| DIRECTIVE 1 |
In the personal jurisdiction passage, which 1878 case limited a state's jurisdiction to people physically present within its borders?
| DIRECTIVE 2 |
Quote the personal jurisdiction passage, starting with "Those of us" and going on through "the new rules.".
| DIRECTIVE 3 |
Write the next part of the personal jurisdiction passage, picking up after its final sentence.
==== READING TEXT ====
Those of us who finished law school more than five or ten years ago learned about personal jurisdiction through the lens of International Shoe Co. v. Washington, 326 U.S. 310 (1945), and its focus on “minimum contacts” analysis. We learned that a company can be sued in any state with which it has significant, ongoing contacts, such as an office, employees or bank accounts.

That was then. Recently, the Supreme Court has begun to tell us we were all wrong for thinking that way. Daimler AG v. Bauman, 134 S. Ct. 746 (2014). Though the Daimler majority would have us think they are simply reinforcing what International Shoe really held, Justice Sotomayor described it as “a new rule of constitutional law that is unmoored from decades of precedent.” Daimler, 134 S. Ct. at 773. Our world has changed, and anyone suing or defending corporations must understand the new rules.

From “Minimum Contacts” to “Essentially at Home”

Federal courts ordinarily follow state law in determining the bounds of their personal jurisdiction. See Fed.R.Civ.P. 4(k)(1)(A) (service of process is effective to establish personal jurisdiction over a defendant “who is subject to the jurisdiction of a court of general jurisdiction in the state where the district court is located”).

Historically, a state’s jurisdiction was limited to people who were physically present within the state’s borders. Pennoyer v. Neff, 95 U.S. 714 (1878). But that limitation was abandoned in International Shoe, which held that a state may authorize its courts to exercise personal jurisdiction over an out-of-state defendant if the defendant has “certain minimum contacts with [the State] such that the maintenance of the suit does not offend traditional notions of fair play and substantial justice.” 326 U.S. at 316 (quotation marks omitted). Thus was born the “minimum contacts” test, which requires a highly detailed factual analysis of the defendant’s contacts with the forum state.

International Shoe and the many cases that followed recognized two types of personal jurisdiction: general and specific. General jurisdiction arises when the defendant can be sued in a forum for claims that have nothing to do with its activities in that forum. International Shoe observed that “there have been instances in which the continuous corporate operations within a state were thought so substantial and of such a nature as to justify suit against it on causes of action arising from dealings entirely distinct from those activities.” Int’l Shoe, 362 U.S. at 317-18. “International Shoe’s momentous departure from Pennoyer’s rigidly territorial focus … unleashed a rapid expansion of tribunals’ ability to hear claims against out-of-state defendants when  … the defendant purposefully availed itself of the forum.” Daimler, 134 S. Ct. at 755.
==== DATA ====
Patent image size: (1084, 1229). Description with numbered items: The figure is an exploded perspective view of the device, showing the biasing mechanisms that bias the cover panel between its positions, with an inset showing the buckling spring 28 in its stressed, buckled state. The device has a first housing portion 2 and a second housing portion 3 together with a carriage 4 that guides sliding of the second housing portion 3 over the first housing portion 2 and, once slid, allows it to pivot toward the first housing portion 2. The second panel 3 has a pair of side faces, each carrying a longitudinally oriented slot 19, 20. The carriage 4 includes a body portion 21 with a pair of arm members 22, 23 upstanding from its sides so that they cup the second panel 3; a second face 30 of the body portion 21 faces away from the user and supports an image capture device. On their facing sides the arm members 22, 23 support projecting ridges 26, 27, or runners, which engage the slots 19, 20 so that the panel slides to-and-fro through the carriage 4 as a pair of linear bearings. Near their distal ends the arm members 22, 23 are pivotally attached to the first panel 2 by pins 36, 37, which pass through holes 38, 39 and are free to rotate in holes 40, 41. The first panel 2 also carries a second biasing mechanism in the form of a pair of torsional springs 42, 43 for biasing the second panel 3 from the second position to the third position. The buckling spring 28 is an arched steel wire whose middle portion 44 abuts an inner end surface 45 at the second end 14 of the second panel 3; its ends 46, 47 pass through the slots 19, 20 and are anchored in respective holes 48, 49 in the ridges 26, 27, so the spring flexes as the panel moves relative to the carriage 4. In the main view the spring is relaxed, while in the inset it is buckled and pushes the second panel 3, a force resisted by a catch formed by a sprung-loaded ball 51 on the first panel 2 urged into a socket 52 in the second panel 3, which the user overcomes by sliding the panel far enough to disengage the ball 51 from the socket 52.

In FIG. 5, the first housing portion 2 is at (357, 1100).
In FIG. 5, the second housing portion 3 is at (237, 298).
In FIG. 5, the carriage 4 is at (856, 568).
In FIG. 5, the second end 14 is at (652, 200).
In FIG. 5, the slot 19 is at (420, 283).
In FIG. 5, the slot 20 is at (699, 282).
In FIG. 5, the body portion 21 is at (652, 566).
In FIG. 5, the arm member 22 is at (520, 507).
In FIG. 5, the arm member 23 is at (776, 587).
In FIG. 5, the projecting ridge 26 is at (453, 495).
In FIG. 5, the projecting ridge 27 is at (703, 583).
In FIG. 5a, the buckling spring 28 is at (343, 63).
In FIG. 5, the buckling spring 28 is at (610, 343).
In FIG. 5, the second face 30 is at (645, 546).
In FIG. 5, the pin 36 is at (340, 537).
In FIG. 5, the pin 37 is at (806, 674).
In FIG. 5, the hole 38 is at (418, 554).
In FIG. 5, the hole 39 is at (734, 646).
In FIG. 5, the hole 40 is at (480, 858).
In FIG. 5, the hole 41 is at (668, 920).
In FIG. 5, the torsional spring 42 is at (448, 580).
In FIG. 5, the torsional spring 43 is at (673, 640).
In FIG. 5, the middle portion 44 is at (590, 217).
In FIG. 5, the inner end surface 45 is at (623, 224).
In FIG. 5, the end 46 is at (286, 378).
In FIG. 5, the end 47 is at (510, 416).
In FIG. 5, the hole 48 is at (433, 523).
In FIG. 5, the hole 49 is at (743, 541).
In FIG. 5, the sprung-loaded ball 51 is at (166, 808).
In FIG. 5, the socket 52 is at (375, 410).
====
| REPLY 1 |
Pennoyer v. Neff, 95 U.S. 714 (1878).

| REPLY 2 |
Those of us who finished law school more than five or ten years ago learned about personal jurisdiction through the lens of International Shoe Co. v. Washington, 326 U.S. 310 (1945), and its focus on “minimum contacts” analysis. We learned that a company can be sued in any state with which it has significant, ongoing contacts, such as an office, employees or bank accounts.

That was then. Recently, the Supreme Court has begun to tell us we were all wrong for thinking that way. Daimler AG v. Bauman, 134 S. Ct. 746 (2014). Though the Daimler majority would have us think they are simply reinforcing what International Shoe really held, Justice Sotomayor described it as “a new rule of constitutional law that is unmoored from decades of precedent.” Daimler, 134 S. Ct. at 773. Our world has changed, and anyone suing or defending corporations must understand the new rules.

| REPLY 3 |
In contrast, specific jurisdiction (what we often call long-arm jurisdiction) arises when the claim being asserted is related to the defendant’s activities in the forum: “‘Presence’ in the state in this sense has never been doubted when the activities of the corporation there have not only been continuous and systematic, but also give rise to the liabilities sued on, even though no consent to be sued or authorization to an agent to accept service of process has been given.” Int’l Shoe, 362 U.S. at 317.

Though specific jurisdiction is no doubt widely used against individuals and smaller businesses, it has long seemed almost unnecessary when dealing with large corporations. The Apples, GMs, Walmarts  and MetLifes of the world certainly have “purposefully availed” themselves of practically any US forum any plaintiff might want to sue them in, whether by staffing offices or just registering to do business. So surely they are subject to general jurisdiction in all of those places. This is the thinking that the Supreme Court has told us is wrong.

The first significant case to “remind us” about the limitations on general jurisdiction over corporations is Goodyear Dunlop Tires Operations, S.A. v. Brown, 564 U.S. 915 (2011). Goodyear stated that, under International Shoe, “[a] corporation’s continuous activity of some sorts within a state… is not enough to support the demand that the corporation be amenable to suits unrelated to that activity.” Rather, to support general jurisdiction, the “affiliations with the State [must be] so ‘continuous and systematic’ as to render them essentially at home in the forum State.” Id., at 919. Goodyear identified only two “paradigm bases for the exercise of general jurisdiction” – a corporation’s place of incorporation and its principal place of business. Id. at 924 (quotations marks and brackets omitted).

Could it really be true that Apple or Walmart can only be subject to general jurisdiction in two states? The answer under Goodyear is essentially yes, though Daimler acknowledged that there might be a little breathing room. Daimler reiterated the notion that there are only two “paradigm all-purpose forums” in which a corporation is subject to general jurisdiction. 134 S. Ct. at 760. But Daimler also recognized that the number of forums could be expanded in an “exceptional” case where “that corporation’s affiliations with the State are so continuous and systematic as to render it essentially at home in the forum State.” Id. at 761 (quotation marks and brackets omitted). The example of such an exceptional case the Court gave involved a Philippine corporation whose affairs were overseen in Ohio during World War II.

Under Goodyear and Daimler, “minimum contacts” remain relevant only in evaluating the constitutionality of specific or long-arm jurisdiction. When evaluating general jurisdiction, the largest companies in the world can only be sued in the one or two states where they are “essentially at home.” In other words, it does not matter how extensive the corporation’s contacts with the particular forum are; what is critical is whether the corporation has more extensive contacts (and therefore is at home) elsewhere.

Does Having an Agent for Service Matter?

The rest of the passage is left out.